* **PROBLEM REQUIREMENTS**
Repeat every record below exactly, omitting any pictures.
>> Start
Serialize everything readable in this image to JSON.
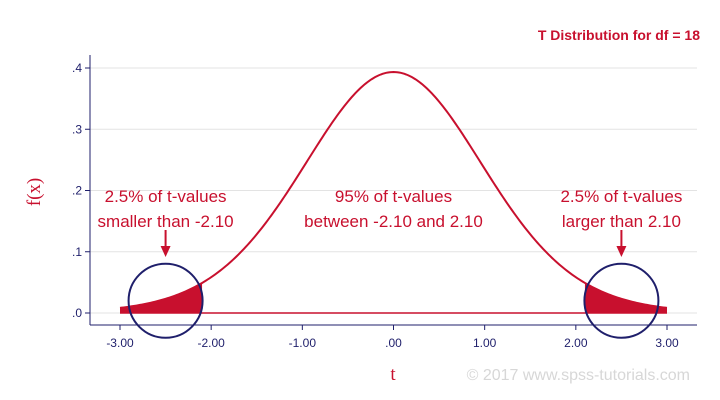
{
  "chart_data": {
    "type": "line",
    "title": "T Distribution for df = 18",
    "xlabel": "t",
    "ylabel": "f(x)",
    "df": 18,
    "xlim": [
      -3.0,
      3.0
    ],
    "ylim": [
      0,
      0.4
    ],
    "xticks": [
      -3,
      -2,
      -1,
      0,
      1,
      2,
      3
    ],
    "xtick_labels": [
      "-3.00",
      "-2.00",
      "-1.00",
      ".00",
      "1.00",
      "2.00",
      "3.00"
    ],
    "yticks": [
      0,
      0.1,
      0.2,
      0.3,
      0.4
    ],
    "ytick_labels": [
      ".0",
      ".1",
      ".2",
      ".3",
      ".4"
    ],
    "grid": true,
    "shaded_regions": [
      {
        "from": -3.0,
        "to": -2.1
      },
      {
        "from": 2.1,
        "to": 3.0
      }
    ],
    "circled_points": [
      {
        "x": -2.5,
        "y": 0.02
      },
      {
        "x": 2.5,
        "y": 0.02
      }
    ],
    "annotations": [
      {
        "lines": [
          "2.5% of t-values",
          "smaller than -2.10"
        ],
        "x": -2.5,
        "arrow": true
      },
      {
        "lines": [
          "95% of t-values",
          "between -2.10 and 2.10"
        ],
        "x": 0.0,
        "arrow": false
      },
      {
        "lines": [
          "2.5% of t-values",
          "larger than 2.10"
        ],
        "x": 2.5,
        "arrow": true
      }
    ],
    "colors": {
      "curve": "#c8102e",
      "shade": "#c8102e",
      "circle": "#1f1f6b",
      "axis": "#1f1f6b",
      "grid": "#e3e3e3",
      "text": "#c8102e"
    }
  },
  "watermark": "© 2017 www.spss-tutorials.com"
}
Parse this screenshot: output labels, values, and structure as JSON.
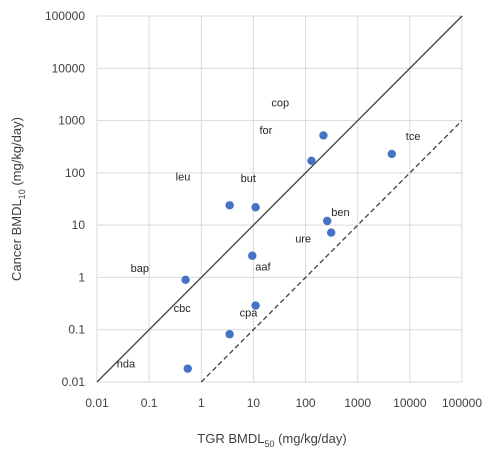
{
  "chart_data": {
    "type": "scatter",
    "title": "",
    "xlabel": "TGR BMDL",
    "xlabel_sub": "50",
    "xlabel_unit": " (mg/kg/day)",
    "ylabel": "Cancer BMDL",
    "ylabel_sub": "10",
    "ylabel_unit": "  (mg/kg/day)",
    "xscale": "log",
    "yscale": "log",
    "xlim": [
      0.01,
      100000
    ],
    "ylim": [
      0.01,
      100000
    ],
    "grid": true,
    "xticks": [
      "0.01",
      "0.1",
      "1",
      "10",
      "100",
      "1000",
      "10000",
      "100000"
    ],
    "yticks": [
      "0.01",
      "0.1",
      "1",
      "10",
      "100",
      "1000",
      "10000",
      "100000"
    ],
    "marker_color": "#4472C4",
    "points": [
      {
        "label": "nda",
        "x": 0.55,
        "y": 0.018
      },
      {
        "label": "cbc",
        "x": 3.5,
        "y": 0.082
      },
      {
        "label": "cpa",
        "x": 11,
        "y": 0.29
      },
      {
        "label": "bap",
        "x": 0.5,
        "y": 0.9
      },
      {
        "label": "aaf",
        "x": 9.5,
        "y": 2.6
      },
      {
        "label": "leu",
        "x": 3.5,
        "y": 24
      },
      {
        "label": "but",
        "x": 11,
        "y": 22
      },
      {
        "label": "for",
        "x": 130,
        "y": 170
      },
      {
        "label": "cop",
        "x": 220,
        "y": 520
      },
      {
        "label": "ben",
        "x": 260,
        "y": 12
      },
      {
        "label": "ure",
        "x": 310,
        "y": 7.2
      },
      {
        "label": "tce",
        "x": 4500,
        "y": 230
      }
    ],
    "reference_lines": [
      {
        "style": "solid",
        "relation": "y = x"
      },
      {
        "style": "dashed",
        "relation": "y = x / 100"
      }
    ]
  }
}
>> End
* **CORRECT RESPONSE**
Serialize everything readable in this image to JSON.
{
  "chart_data": {
    "type": "line",
    "title": "T Distribution for df = 18",
    "xlabel": "t",
    "ylabel": "f(x)",
    "df": 18,
    "xlim": [
      -3.0,
      3.0
    ],
    "ylim": [
      0,
      0.4
    ],
    "xticks": [
      -3,
      -2,
      -1,
      0,
      1,
      2,
      3
    ],
    "xtick_labels": [
      "-3.00",
      "-2.00",
      "-1.00",
      ".00",
      "1.00",
      "2.00",
      "3.00"
    ],
    "yticks": [
      0,
      0.1,
      0.2,
      0.3,
      0.4
    ],
    "ytick_labels": [
      ".0",
      ".1",
      ".2",
      ".3",
      ".4"
    ],
    "grid": true,
    "shaded_regions": [
      {
        "from": -3.0,
        "to": -2.1
      },
      {
        "from": 2.1,
        "to": 3.0
      }
    ],
    "circled_points": [
      {
        "x": -2.5,
        "y": 0.02
      },
      {
        "x": 2.5,
        "y": 0.02
      }
    ],
    "annotations": [
      {
        "lines": [
          "2.5% of t-values",
          "smaller than -2.10"
        ],
        "x": -2.5,
        "arrow": true
      },
      {
        "lines": [
          "95% of t-values",
          "between -2.10 and 2.10"
        ],
        "x": 0.0,
        "arrow": false
      },
      {
        "lines": [
          "2.5% of t-values",
          "larger than 2.10"
        ],
        "x": 2.5,
        "arrow": true
      }
    ],
    "colors": {
      "curve": "#c8102e",
      "shade": "#c8102e",
      "circle": "#1f1f6b",
      "axis": "#1f1f6b",
      "grid": "#e3e3e3",
      "text": "#c8102e"
    }
  },
  "watermark": "© 2017 www.spss-tutorials.com"
}
Parse this screenshot: output labels, values, and structure as JSON.
{
  "chart_data": {
    "type": "scatter",
    "title": "",
    "xlabel": "TGR BMDL",
    "xlabel_sub": "50",
    "xlabel_unit": " (mg/kg/day)",
    "ylabel": "Cancer BMDL",
    "ylabel_sub": "10",
    "ylabel_unit": "  (mg/kg/day)",
    "xscale": "log",
    "yscale": "log",
    "xlim": [
      0.01,
      100000
    ],
    "ylim": [
      0.01,
      100000
    ],
    "grid": true,
    "xticks": [
      "0.01",
      "0.1",
      "1",
      "10",
      "100",
      "1000",
      "10000",
      "100000"
    ],
    "yticks": [
      "0.01",
      "0.1",
      "1",
      "10",
      "100",
      "1000",
      "10000",
      "100000"
    ],
    "marker_color": "#4472C4",
    "points": [
      {
        "label": "nda",
        "x": 0.55,
        "y": 0.018
      },
      {
        "label": "cbc",
        "x": 3.5,
        "y": 0.082
      },
      {
        "label": "cpa",
        "x": 11,
        "y": 0.29
      },
      {
        "label": "bap",
        "x": 0.5,
        "y": 0.9
      },
      {
        "label": "aaf",
        "x": 9.5,
        "y": 2.6
      },
      {
        "label": "leu",
        "x": 3.5,
        "y": 24
      },
      {
        "label": "but",
        "x": 11,
        "y": 22
      },
      {
        "label": "for",
        "x": 130,
        "y": 170
      },
      {
        "label": "cop",
        "x": 220,
        "y": 520
      },
      {
        "label": "ben",
        "x": 260,
        "y": 12
      },
      {
        "label": "ure",
        "x": 310,
        "y": 7.2
      },
      {
        "label": "tce",
        "x": 4500,
        "y": 230
      }
    ],
    "reference_lines": [
      {
        "style": "solid",
        "relation": "y = x"
      },
      {
        "style": "dashed",
        "relation": "y = x / 100"
      }
    ]
  }
}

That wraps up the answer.